* SUPPLIED DATA

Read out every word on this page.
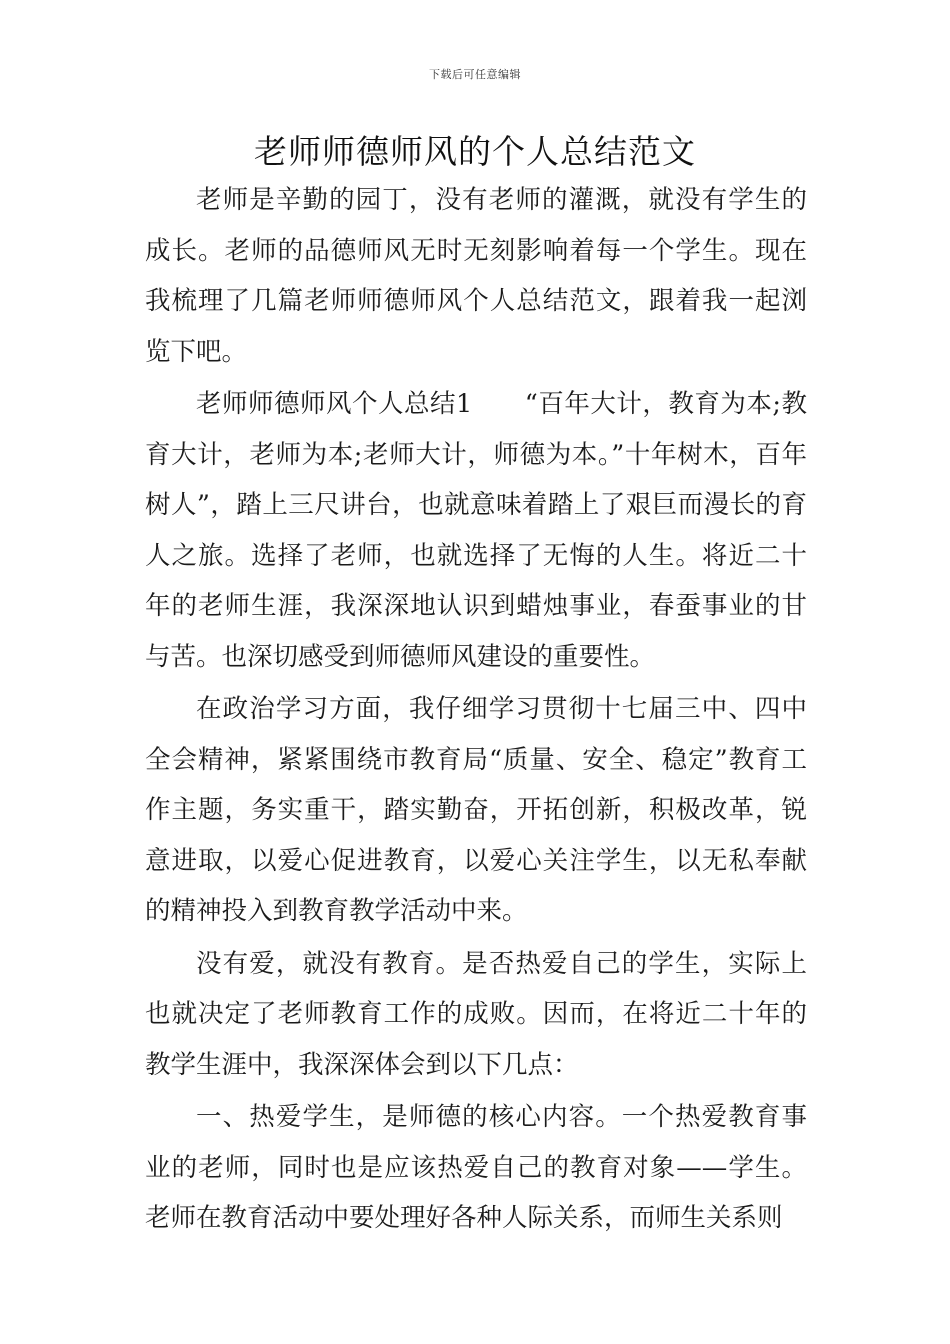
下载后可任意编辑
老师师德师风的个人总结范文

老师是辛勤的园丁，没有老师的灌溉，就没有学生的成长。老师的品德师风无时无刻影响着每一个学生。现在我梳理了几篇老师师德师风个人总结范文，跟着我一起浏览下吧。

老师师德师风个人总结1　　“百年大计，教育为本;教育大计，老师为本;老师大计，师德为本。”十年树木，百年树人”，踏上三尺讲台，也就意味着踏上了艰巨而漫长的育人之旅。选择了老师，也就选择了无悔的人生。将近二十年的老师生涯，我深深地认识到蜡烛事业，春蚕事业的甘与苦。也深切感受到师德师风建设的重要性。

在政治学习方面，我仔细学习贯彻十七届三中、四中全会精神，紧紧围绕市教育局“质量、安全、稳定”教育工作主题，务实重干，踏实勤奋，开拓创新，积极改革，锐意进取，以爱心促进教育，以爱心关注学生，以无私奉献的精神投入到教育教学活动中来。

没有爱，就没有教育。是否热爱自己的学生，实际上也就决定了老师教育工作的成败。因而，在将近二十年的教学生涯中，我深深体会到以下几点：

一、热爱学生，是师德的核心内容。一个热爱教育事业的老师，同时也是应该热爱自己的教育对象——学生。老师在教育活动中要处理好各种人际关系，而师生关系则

* AIM
Copy the material shown above in full and exactly. Skip the pictures.

* THE RESULT
Read out every word on this page.
下载后可任意编辑
老师师德师风的个人总结范文

老师是辛勤的园丁，没有老师的灌溉，就没有学生的成长。老师的品德师风无时无刻影响着每一个学生。现在我梳理了几篇老师师德师风个人总结范文，跟着我一起浏览下吧。

老师师德师风个人总结1　　“百年大计，教育为本;教育大计，老师为本;老师大计，师德为本。”十年树木，百年树人”，踏上三尺讲台，也就意味着踏上了艰巨而漫长的育人之旅。选择了老师，也就选择了无悔的人生。将近二十年的老师生涯，我深深地认识到蜡烛事业，春蚕事业的甘与苦。也深切感受到师德师风建设的重要性。

在政治学习方面，我仔细学习贯彻十七届三中、四中全会精神，紧紧围绕市教育局“质量、安全、稳定”教育工作主题，务实重干，踏实勤奋，开拓创新，积极改革，锐意进取，以爱心促进教育，以爱心关注学生，以无私奉献的精神投入到教育教学活动中来。

没有爱，就没有教育。是否热爱自己的学生，实际上也就决定了老师教育工作的成败。因而，在将近二十年的教学生涯中，我深深体会到以下几点：

一、热爱学生，是师德的核心内容。一个热爱教育事业的老师，同时也是应该热爱自己的教育对象——学生。老师在教育活动中要处理好各种人际关系，而师生关系则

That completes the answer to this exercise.